**Prompt**
Write out every line of the material exactly as it appears.

**Material for this exercise**
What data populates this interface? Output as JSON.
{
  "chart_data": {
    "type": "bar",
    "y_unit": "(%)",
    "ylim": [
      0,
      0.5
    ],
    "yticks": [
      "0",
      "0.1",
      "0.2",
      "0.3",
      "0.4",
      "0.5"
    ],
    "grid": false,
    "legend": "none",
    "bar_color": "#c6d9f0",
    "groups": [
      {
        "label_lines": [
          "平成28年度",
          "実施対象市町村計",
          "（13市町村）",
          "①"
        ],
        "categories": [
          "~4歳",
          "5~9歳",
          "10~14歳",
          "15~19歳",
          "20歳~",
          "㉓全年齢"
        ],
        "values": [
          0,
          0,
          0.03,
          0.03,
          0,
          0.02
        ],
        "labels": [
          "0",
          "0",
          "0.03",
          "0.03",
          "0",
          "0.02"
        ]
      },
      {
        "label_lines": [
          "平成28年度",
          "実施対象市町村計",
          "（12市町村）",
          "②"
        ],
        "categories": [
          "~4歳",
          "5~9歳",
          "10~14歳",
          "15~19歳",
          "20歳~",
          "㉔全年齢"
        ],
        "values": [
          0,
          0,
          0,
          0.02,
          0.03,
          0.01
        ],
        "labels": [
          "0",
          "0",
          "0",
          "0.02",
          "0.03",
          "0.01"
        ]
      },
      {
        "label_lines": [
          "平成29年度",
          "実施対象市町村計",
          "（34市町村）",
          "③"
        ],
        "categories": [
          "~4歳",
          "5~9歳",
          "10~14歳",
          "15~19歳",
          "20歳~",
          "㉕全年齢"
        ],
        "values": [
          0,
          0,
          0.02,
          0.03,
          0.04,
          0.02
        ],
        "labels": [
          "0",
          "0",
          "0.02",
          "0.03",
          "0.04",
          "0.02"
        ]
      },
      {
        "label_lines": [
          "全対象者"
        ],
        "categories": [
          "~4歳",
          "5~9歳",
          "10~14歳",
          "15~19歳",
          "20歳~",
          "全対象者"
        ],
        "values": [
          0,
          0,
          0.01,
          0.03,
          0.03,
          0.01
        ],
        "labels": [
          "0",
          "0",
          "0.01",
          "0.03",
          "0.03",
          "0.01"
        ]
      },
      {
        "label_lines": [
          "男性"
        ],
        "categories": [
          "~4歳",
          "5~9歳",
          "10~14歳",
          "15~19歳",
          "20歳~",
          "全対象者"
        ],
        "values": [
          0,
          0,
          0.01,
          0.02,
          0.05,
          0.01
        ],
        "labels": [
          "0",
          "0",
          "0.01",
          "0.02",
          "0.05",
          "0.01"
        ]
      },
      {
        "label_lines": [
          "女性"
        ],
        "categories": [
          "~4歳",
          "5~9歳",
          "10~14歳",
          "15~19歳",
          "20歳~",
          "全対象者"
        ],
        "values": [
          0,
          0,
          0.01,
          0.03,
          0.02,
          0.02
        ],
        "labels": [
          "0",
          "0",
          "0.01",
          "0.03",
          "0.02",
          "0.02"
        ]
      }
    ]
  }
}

**Answer to the task**
What data populates this interface? Output as JSON.
{
  "chart_data": {
    "type": "bar",
    "y_unit": "(%)",
    "ylim": [
      0,
      0.5
    ],
    "yticks": [
      "0",
      "0.1",
      "0.2",
      "0.3",
      "0.4",
      "0.5"
    ],
    "grid": false,
    "legend": "none",
    "bar_color": "#c6d9f0",
    "groups": [
      {
        "label_lines": [
          "平成28年度",
          "実施対象市町村計",
          "（13市町村）",
          "①"
        ],
        "categories": [
          "~4歳",
          "5~9歳",
          "10~14歳",
          "15~19歳",
          "20歳~",
          "㉓全年齢"
        ],
        "values": [
          0,
          0,
          0.03,
          0.03,
          0,
          0.02
        ],
        "labels": [
          "0",
          "0",
          "0.03",
          "0.03",
          "0",
          "0.02"
        ]
      },
      {
        "label_lines": [
          "平成28年度",
          "実施対象市町村計",
          "（12市町村）",
          "②"
        ],
        "categories": [
          "~4歳",
          "5~9歳",
          "10~14歳",
          "15~19歳",
          "20歳~",
          "㉔全年齢"
        ],
        "values": [
          0,
          0,
          0,
          0.02,
          0.03,
          0.01
        ],
        "labels": [
          "0",
          "0",
          "0",
          "0.02",
          "0.03",
          "0.01"
        ]
      },
      {
        "label_lines": [
          "平成29年度",
          "実施対象市町村計",
          "（34市町村）",
          "③"
        ],
        "categories": [
          "~4歳",
          "5~9歳",
          "10~14歳",
          "15~19歳",
          "20歳~",
          "㉕全年齢"
        ],
        "values": [
          0,
          0,
          0.02,
          0.03,
          0.04,
          0.02
        ],
        "labels": [
          "0",
          "0",
          "0.02",
          "0.03",
          "0.04",
          "0.02"
        ]
      },
      {
        "label_lines": [
          "全対象者"
        ],
        "categories": [
          "~4歳",
          "5~9歳",
          "10~14歳",
          "15~19歳",
          "20歳~",
          "全対象者"
        ],
        "values": [
          0,
          0,
          0.01,
          0.03,
          0.03,
          0.01
        ],
        "labels": [
          "0",
          "0",
          "0.01",
          "0.03",
          "0.03",
          "0.01"
        ]
      },
      {
        "label_lines": [
          "男性"
        ],
        "categories": [
          "~4歳",
          "5~9歳",
          "10~14歳",
          "15~19歳",
          "20歳~",
          "全対象者"
        ],
        "values": [
          0,
          0,
          0.01,
          0.02,
          0.05,
          0.01
        ],
        "labels": [
          "0",
          "0",
          "0.01",
          "0.02",
          "0.05",
          "0.01"
        ]
      },
      {
        "label_lines": [
          "女性"
        ],
        "categories": [
          "~4歳",
          "5~9歳",
          "10~14歳",
          "15~19歳",
          "20歳~",
          "全対象者"
        ],
        "values": [
          0,
          0,
          0.01,
          0.03,
          0.02,
          0.02
        ],
        "labels": [
          "0",
          "0",
          "0.01",
          "0.03",
          "0.02",
          "0.02"
        ]
      }
    ]
  }
}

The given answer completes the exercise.